#### [GOAL OF THE EXERCISE]
Below you will find a set of lines. Repeat them all exactly.

#### [PROVIDED DATA]
════════════════════

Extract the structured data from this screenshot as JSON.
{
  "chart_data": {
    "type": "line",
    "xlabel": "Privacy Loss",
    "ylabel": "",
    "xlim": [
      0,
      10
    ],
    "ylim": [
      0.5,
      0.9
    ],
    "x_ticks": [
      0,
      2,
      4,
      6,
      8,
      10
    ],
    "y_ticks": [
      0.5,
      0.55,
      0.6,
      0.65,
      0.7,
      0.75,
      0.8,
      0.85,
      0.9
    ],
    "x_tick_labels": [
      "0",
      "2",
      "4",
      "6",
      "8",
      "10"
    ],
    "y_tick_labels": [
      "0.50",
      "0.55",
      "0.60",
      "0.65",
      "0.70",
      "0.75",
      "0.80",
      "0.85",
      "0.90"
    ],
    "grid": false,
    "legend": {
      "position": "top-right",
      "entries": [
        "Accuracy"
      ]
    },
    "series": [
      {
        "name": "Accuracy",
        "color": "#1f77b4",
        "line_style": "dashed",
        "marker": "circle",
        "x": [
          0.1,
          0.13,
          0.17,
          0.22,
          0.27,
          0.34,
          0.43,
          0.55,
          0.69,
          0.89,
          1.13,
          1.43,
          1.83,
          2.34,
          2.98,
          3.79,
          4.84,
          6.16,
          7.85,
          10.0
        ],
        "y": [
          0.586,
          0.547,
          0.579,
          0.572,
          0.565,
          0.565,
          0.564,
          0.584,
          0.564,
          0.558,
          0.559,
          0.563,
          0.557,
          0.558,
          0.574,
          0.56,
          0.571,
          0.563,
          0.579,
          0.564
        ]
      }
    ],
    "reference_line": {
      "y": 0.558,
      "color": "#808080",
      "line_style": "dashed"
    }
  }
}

════════════════════

#### [ANSWER BELOW]
Extract the structured data from this screenshot as JSON.
{
  "chart_data": {
    "type": "line",
    "xlabel": "Privacy Loss",
    "ylabel": "",
    "xlim": [
      0,
      10
    ],
    "ylim": [
      0.5,
      0.9
    ],
    "x_ticks": [
      0,
      2,
      4,
      6,
      8,
      10
    ],
    "y_ticks": [
      0.5,
      0.55,
      0.6,
      0.65,
      0.7,
      0.75,
      0.8,
      0.85,
      0.9
    ],
    "x_tick_labels": [
      "0",
      "2",
      "4",
      "6",
      "8",
      "10"
    ],
    "y_tick_labels": [
      "0.50",
      "0.55",
      "0.60",
      "0.65",
      "0.70",
      "0.75",
      "0.80",
      "0.85",
      "0.90"
    ],
    "grid": false,
    "legend": {
      "position": "top-right",
      "entries": [
        "Accuracy"
      ]
    },
    "series": [
      {
        "name": "Accuracy",
        "color": "#1f77b4",
        "line_style": "dashed",
        "marker": "circle",
        "x": [
          0.1,
          0.13,
          0.17,
          0.22,
          0.27,
          0.34,
          0.43,
          0.55,
          0.69,
          0.89,
          1.13,
          1.43,
          1.83,
          2.34,
          2.98,
          3.79,
          4.84,
          6.16,
          7.85,
          10.0
        ],
        "y": [
          0.586,
          0.547,
          0.579,
          0.572,
          0.565,
          0.565,
          0.564,
          0.584,
          0.564,
          0.558,
          0.559,
          0.563,
          0.557,
          0.558,
          0.574,
          0.56,
          0.571,
          0.563,
          0.579,
          0.564
        ]
      }
    ],
    "reference_line": {
      "y": 0.558,
      "color": "#808080",
      "line_style": "dashed"
    }
  }
}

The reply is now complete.